# Saved data entries

********************

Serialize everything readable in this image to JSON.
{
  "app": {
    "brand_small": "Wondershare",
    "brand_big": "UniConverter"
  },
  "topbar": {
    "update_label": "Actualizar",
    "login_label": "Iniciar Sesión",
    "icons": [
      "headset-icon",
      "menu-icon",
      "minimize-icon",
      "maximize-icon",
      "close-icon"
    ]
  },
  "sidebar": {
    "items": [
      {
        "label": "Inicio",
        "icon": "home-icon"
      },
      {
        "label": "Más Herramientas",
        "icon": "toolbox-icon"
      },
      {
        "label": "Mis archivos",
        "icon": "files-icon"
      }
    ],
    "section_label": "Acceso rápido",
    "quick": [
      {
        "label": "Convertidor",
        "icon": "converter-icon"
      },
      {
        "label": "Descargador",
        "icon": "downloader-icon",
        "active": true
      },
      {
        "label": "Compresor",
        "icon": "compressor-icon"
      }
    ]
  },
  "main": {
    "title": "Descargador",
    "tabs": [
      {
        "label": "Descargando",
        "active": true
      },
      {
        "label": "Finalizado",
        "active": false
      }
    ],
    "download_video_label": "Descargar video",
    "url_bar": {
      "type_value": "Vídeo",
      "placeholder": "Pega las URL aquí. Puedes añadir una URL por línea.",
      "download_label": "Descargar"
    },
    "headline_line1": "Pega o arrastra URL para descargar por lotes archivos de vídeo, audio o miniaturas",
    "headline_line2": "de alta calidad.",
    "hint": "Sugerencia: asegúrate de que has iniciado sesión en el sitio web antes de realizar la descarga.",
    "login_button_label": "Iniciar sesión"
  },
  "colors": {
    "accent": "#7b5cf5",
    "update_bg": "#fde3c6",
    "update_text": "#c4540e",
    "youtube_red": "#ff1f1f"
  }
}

********************

# WRITTEN TASK
Give back all the data exactly as written.

# REPLY TO THE TASK
Serialize everything readable in this image to JSON.
{
  "app": {
    "brand_small": "Wondershare",
    "brand_big": "UniConverter"
  },
  "topbar": {
    "update_label": "Actualizar",
    "login_label": "Iniciar Sesión",
    "icons": [
      "headset-icon",
      "menu-icon",
      "minimize-icon",
      "maximize-icon",
      "close-icon"
    ]
  },
  "sidebar": {
    "items": [
      {
        "label": "Inicio",
        "icon": "home-icon"
      },
      {
        "label": "Más Herramientas",
        "icon": "toolbox-icon"
      },
      {
        "label": "Mis archivos",
        "icon": "files-icon"
      }
    ],
    "section_label": "Acceso rápido",
    "quick": [
      {
        "label": "Convertidor",
        "icon": "converter-icon"
      },
      {
        "label": "Descargador",
        "icon": "downloader-icon",
        "active": true
      },
      {
        "label": "Compresor",
        "icon": "compressor-icon"
      }
    ]
  },
  "main": {
    "title": "Descargador",
    "tabs": [
      {
        "label": "Descargando",
        "active": true
      },
      {
        "label": "Finalizado",
        "active": false
      }
    ],
    "download_video_label": "Descargar video",
    "url_bar": {
      "type_value": "Vídeo",
      "placeholder": "Pega las URL aquí. Puedes añadir una URL por línea.",
      "download_label": "Descargar"
    },
    "headline_line1": "Pega o arrastra URL para descargar por lotes archivos de vídeo, audio o miniaturas",
    "headline_line2": "de alta calidad.",
    "hint": "Sugerencia: asegúrate de que has iniciado sesión en el sitio web antes de realizar la descarga.",
    "login_button_label": "Iniciar sesión"
  },
  "colors": {
    "accent": "#7b5cf5",
    "update_bg": "#fde3c6",
    "update_text": "#c4540e",
    "youtube_red": "#ff1f1f"
  }
}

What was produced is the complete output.